[EXERCISE PROMPT]:
Return every line below as is, leaving out the pictures.

+ + + +

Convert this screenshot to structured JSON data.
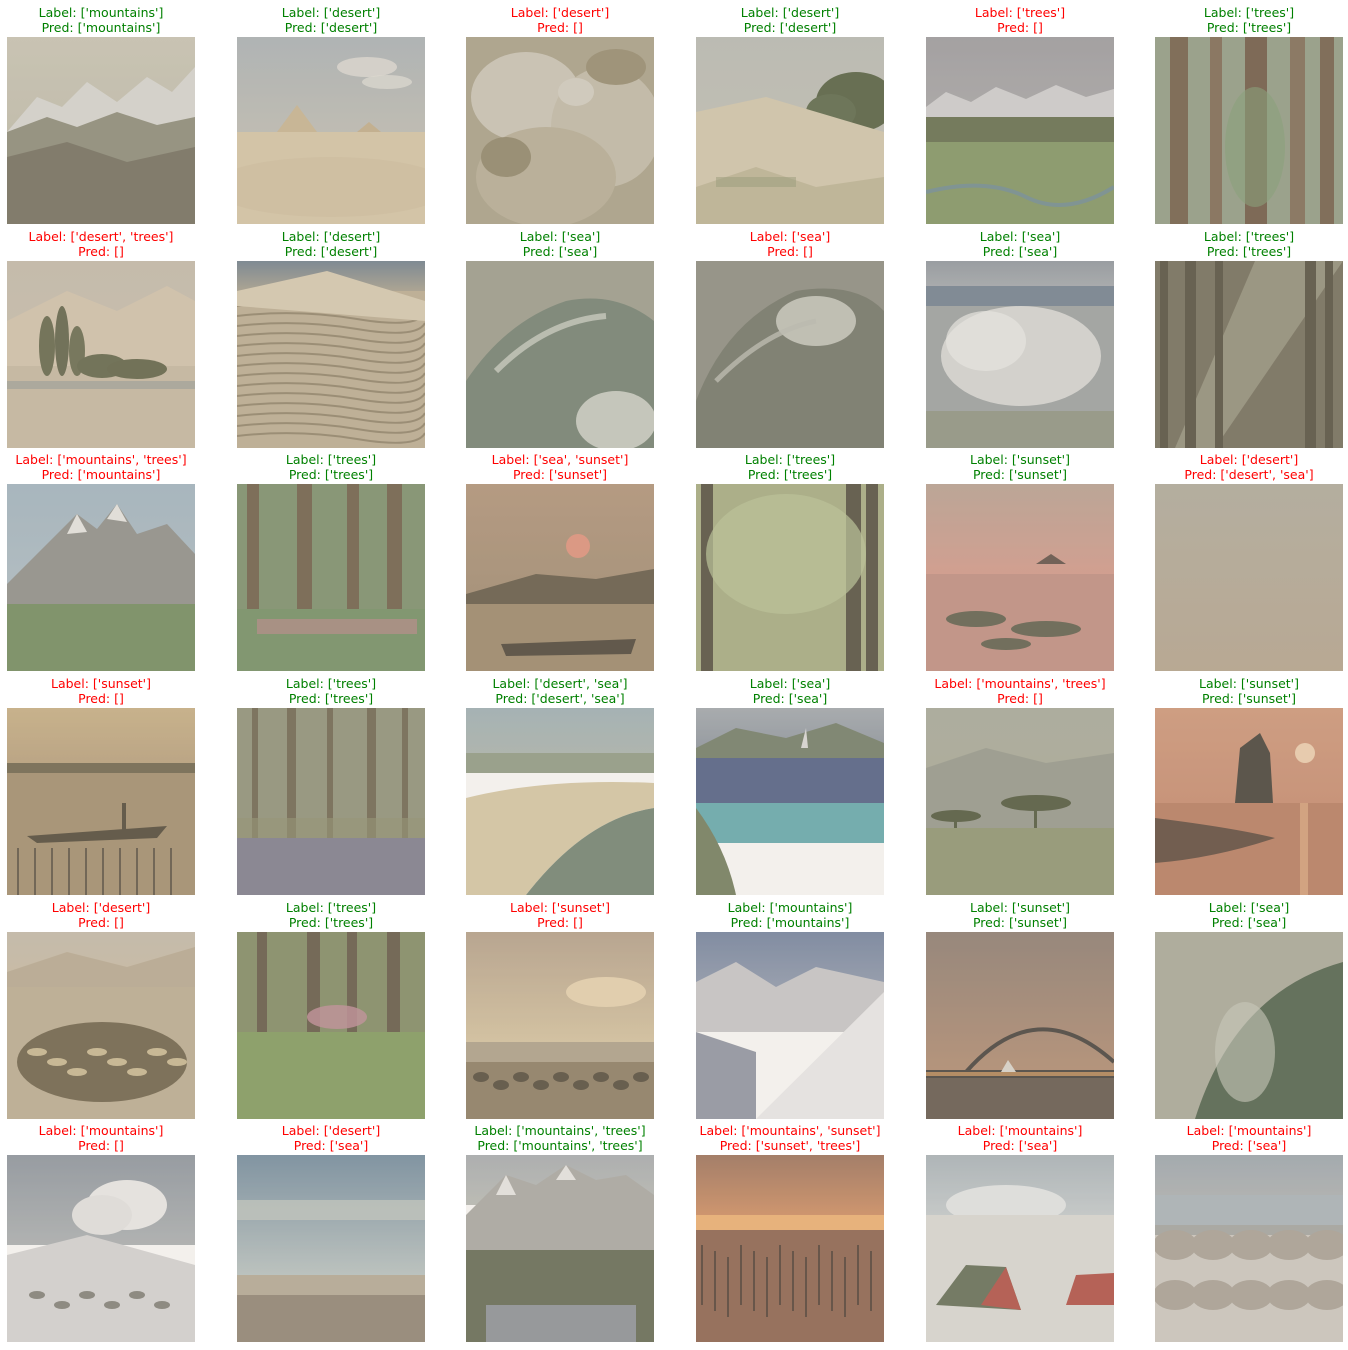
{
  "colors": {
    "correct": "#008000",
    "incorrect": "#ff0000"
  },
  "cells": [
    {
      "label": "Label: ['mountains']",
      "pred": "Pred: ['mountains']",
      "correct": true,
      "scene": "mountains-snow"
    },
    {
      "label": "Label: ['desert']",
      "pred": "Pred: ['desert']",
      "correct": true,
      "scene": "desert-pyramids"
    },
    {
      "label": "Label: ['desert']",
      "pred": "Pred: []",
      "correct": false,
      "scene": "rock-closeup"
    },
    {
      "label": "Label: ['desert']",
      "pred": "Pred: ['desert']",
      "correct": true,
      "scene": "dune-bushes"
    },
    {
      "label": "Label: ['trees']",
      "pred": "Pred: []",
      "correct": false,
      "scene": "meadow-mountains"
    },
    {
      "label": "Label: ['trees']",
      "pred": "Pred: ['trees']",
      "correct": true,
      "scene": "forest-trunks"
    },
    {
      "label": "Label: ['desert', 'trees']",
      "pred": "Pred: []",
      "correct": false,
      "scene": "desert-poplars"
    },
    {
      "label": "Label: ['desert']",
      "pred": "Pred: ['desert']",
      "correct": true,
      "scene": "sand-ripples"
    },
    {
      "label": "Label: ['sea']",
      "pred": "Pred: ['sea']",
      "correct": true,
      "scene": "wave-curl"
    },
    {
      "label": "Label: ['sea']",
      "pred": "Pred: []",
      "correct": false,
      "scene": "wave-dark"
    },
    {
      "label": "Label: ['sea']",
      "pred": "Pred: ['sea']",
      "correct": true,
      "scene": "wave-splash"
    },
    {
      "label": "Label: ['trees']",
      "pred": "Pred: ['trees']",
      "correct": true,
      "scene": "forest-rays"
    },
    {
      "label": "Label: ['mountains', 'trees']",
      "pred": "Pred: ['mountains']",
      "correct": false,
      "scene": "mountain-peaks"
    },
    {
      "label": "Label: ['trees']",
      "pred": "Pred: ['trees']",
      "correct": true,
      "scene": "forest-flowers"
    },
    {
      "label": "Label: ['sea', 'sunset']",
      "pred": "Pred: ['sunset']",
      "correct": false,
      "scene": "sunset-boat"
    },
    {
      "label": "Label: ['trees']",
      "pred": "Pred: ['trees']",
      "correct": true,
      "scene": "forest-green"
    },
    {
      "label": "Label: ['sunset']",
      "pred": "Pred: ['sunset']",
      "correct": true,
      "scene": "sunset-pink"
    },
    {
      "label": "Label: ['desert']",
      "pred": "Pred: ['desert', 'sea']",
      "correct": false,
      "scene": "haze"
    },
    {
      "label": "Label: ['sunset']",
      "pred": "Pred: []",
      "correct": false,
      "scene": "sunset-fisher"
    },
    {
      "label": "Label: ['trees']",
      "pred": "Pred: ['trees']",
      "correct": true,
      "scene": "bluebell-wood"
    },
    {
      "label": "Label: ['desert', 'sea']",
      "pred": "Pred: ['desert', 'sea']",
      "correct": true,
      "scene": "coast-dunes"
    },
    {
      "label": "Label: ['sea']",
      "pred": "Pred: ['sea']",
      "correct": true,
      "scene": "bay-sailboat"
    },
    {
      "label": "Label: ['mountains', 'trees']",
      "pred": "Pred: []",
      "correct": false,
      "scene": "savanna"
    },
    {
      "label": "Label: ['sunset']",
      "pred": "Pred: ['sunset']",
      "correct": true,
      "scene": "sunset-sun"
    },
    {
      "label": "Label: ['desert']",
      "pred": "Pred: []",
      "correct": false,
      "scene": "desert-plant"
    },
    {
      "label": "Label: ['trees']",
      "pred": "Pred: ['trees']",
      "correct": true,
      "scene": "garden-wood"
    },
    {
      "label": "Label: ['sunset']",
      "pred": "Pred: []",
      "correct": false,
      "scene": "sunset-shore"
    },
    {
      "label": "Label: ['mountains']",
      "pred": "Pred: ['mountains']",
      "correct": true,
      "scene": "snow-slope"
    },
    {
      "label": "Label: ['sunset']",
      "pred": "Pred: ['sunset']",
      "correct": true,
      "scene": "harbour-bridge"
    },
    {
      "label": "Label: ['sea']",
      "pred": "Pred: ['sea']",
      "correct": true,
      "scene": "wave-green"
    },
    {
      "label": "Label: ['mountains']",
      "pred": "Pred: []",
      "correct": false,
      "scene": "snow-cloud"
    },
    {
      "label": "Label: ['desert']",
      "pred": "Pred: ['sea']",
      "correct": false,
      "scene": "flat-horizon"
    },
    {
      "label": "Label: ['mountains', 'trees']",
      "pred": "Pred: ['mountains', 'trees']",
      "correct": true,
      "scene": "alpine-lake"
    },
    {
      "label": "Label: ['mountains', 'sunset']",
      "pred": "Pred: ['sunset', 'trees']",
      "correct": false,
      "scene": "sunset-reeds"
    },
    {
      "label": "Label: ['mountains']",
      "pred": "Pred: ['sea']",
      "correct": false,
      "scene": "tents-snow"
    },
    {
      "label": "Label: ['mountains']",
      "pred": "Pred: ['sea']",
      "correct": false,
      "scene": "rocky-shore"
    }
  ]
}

+ + + +

[FULL OUTPUT]:
Convert this screenshot to structured JSON data.
{
  "colors": {
    "correct": "#008000",
    "incorrect": "#ff0000"
  },
  "cells": [
    {
      "label": "Label: ['mountains']",
      "pred": "Pred: ['mountains']",
      "correct": true,
      "scene": "mountains-snow"
    },
    {
      "label": "Label: ['desert']",
      "pred": "Pred: ['desert']",
      "correct": true,
      "scene": "desert-pyramids"
    },
    {
      "label": "Label: ['desert']",
      "pred": "Pred: []",
      "correct": false,
      "scene": "rock-closeup"
    },
    {
      "label": "Label: ['desert']",
      "pred": "Pred: ['desert']",
      "correct": true,
      "scene": "dune-bushes"
    },
    {
      "label": "Label: ['trees']",
      "pred": "Pred: []",
      "correct": false,
      "scene": "meadow-mountains"
    },
    {
      "label": "Label: ['trees']",
      "pred": "Pred: ['trees']",
      "correct": true,
      "scene": "forest-trunks"
    },
    {
      "label": "Label: ['desert', 'trees']",
      "pred": "Pred: []",
      "correct": false,
      "scene": "desert-poplars"
    },
    {
      "label": "Label: ['desert']",
      "pred": "Pred: ['desert']",
      "correct": true,
      "scene": "sand-ripples"
    },
    {
      "label": "Label: ['sea']",
      "pred": "Pred: ['sea']",
      "correct": true,
      "scene": "wave-curl"
    },
    {
      "label": "Label: ['sea']",
      "pred": "Pred: []",
      "correct": false,
      "scene": "wave-dark"
    },
    {
      "label": "Label: ['sea']",
      "pred": "Pred: ['sea']",
      "correct": true,
      "scene": "wave-splash"
    },
    {
      "label": "Label: ['trees']",
      "pred": "Pred: ['trees']",
      "correct": true,
      "scene": "forest-rays"
    },
    {
      "label": "Label: ['mountains', 'trees']",
      "pred": "Pred: ['mountains']",
      "correct": false,
      "scene": "mountain-peaks"
    },
    {
      "label": "Label: ['trees']",
      "pred": "Pred: ['trees']",
      "correct": true,
      "scene": "forest-flowers"
    },
    {
      "label": "Label: ['sea', 'sunset']",
      "pred": "Pred: ['sunset']",
      "correct": false,
      "scene": "sunset-boat"
    },
    {
      "label": "Label: ['trees']",
      "pred": "Pred: ['trees']",
      "correct": true,
      "scene": "forest-green"
    },
    {
      "label": "Label: ['sunset']",
      "pred": "Pred: ['sunset']",
      "correct": true,
      "scene": "sunset-pink"
    },
    {
      "label": "Label: ['desert']",
      "pred": "Pred: ['desert', 'sea']",
      "correct": false,
      "scene": "haze"
    },
    {
      "label": "Label: ['sunset']",
      "pred": "Pred: []",
      "correct": false,
      "scene": "sunset-fisher"
    },
    {
      "label": "Label: ['trees']",
      "pred": "Pred: ['trees']",
      "correct": true,
      "scene": "bluebell-wood"
    },
    {
      "label": "Label: ['desert', 'sea']",
      "pred": "Pred: ['desert', 'sea']",
      "correct": true,
      "scene": "coast-dunes"
    },
    {
      "label": "Label: ['sea']",
      "pred": "Pred: ['sea']",
      "correct": true,
      "scene": "bay-sailboat"
    },
    {
      "label": "Label: ['mountains', 'trees']",
      "pred": "Pred: []",
      "correct": false,
      "scene": "savanna"
    },
    {
      "label": "Label: ['sunset']",
      "pred": "Pred: ['sunset']",
      "correct": true,
      "scene": "sunset-sun"
    },
    {
      "label": "Label: ['desert']",
      "pred": "Pred: []",
      "correct": false,
      "scene": "desert-plant"
    },
    {
      "label": "Label: ['trees']",
      "pred": "Pred: ['trees']",
      "correct": true,
      "scene": "garden-wood"
    },
    {
      "label": "Label: ['sunset']",
      "pred": "Pred: []",
      "correct": false,
      "scene": "sunset-shore"
    },
    {
      "label": "Label: ['mountains']",
      "pred": "Pred: ['mountains']",
      "correct": true,
      "scene": "snow-slope"
    },
    {
      "label": "Label: ['sunset']",
      "pred": "Pred: ['sunset']",
      "correct": true,
      "scene": "harbour-bridge"
    },
    {
      "label": "Label: ['sea']",
      "pred": "Pred: ['sea']",
      "correct": true,
      "scene": "wave-green"
    },
    {
      "label": "Label: ['mountains']",
      "pred": "Pred: []",
      "correct": false,
      "scene": "snow-cloud"
    },
    {
      "label": "Label: ['desert']",
      "pred": "Pred: ['sea']",
      "correct": false,
      "scene": "flat-horizon"
    },
    {
      "label": "Label: ['mountains', 'trees']",
      "pred": "Pred: ['mountains', 'trees']",
      "correct": true,
      "scene": "alpine-lake"
    },
    {
      "label": "Label: ['mountains', 'sunset']",
      "pred": "Pred: ['sunset', 'trees']",
      "correct": false,
      "scene": "sunset-reeds"
    },
    {
      "label": "Label: ['mountains']",
      "pred": "Pred: ['sea']",
      "correct": false,
      "scene": "tents-snow"
    },
    {
      "label": "Label: ['mountains']",
      "pred": "Pred: ['sea']",
      "correct": false,
      "scene": "rocky-shore"
    }
  ]
}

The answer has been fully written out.